**GOAL**
Write out the records below word for word, please.
** begin **
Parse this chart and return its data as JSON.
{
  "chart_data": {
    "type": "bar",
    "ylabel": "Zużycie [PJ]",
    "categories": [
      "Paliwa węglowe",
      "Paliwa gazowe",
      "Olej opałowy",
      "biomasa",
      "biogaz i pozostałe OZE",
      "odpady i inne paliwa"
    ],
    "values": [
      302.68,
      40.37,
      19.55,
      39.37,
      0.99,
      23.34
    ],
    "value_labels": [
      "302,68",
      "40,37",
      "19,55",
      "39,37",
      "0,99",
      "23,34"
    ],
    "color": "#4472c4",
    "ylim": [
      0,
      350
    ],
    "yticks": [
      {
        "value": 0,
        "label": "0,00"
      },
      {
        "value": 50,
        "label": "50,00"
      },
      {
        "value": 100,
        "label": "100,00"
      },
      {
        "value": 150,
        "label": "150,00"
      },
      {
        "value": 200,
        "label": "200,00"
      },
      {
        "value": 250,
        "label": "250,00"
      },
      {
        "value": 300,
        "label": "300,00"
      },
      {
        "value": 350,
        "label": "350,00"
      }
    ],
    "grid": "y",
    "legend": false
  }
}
** end **
**SOLUTION FOR THIS EXERCISE**
Parse this chart and return its data as JSON.
{
  "chart_data": {
    "type": "bar",
    "ylabel": "Zużycie [PJ]",
    "categories": [
      "Paliwa węglowe",
      "Paliwa gazowe",
      "Olej opałowy",
      "biomasa",
      "biogaz i pozostałe OZE",
      "odpady i inne paliwa"
    ],
    "values": [
      302.68,
      40.37,
      19.55,
      39.37,
      0.99,
      23.34
    ],
    "value_labels": [
      "302,68",
      "40,37",
      "19,55",
      "39,37",
      "0,99",
      "23,34"
    ],
    "color": "#4472c4",
    "ylim": [
      0,
      350
    ],
    "yticks": [
      {
        "value": 0,
        "label": "0,00"
      },
      {
        "value": 50,
        "label": "50,00"
      },
      {
        "value": 100,
        "label": "100,00"
      },
      {
        "value": 150,
        "label": "150,00"
      },
      {
        "value": 200,
        "label": "200,00"
      },
      {
        "value": 250,
        "label": "250,00"
      },
      {
        "value": 300,
        "label": "300,00"
      },
      {
        "value": 350,
        "label": "350,00"
      }
    ],
    "grid": "y",
    "legend": false
  }
}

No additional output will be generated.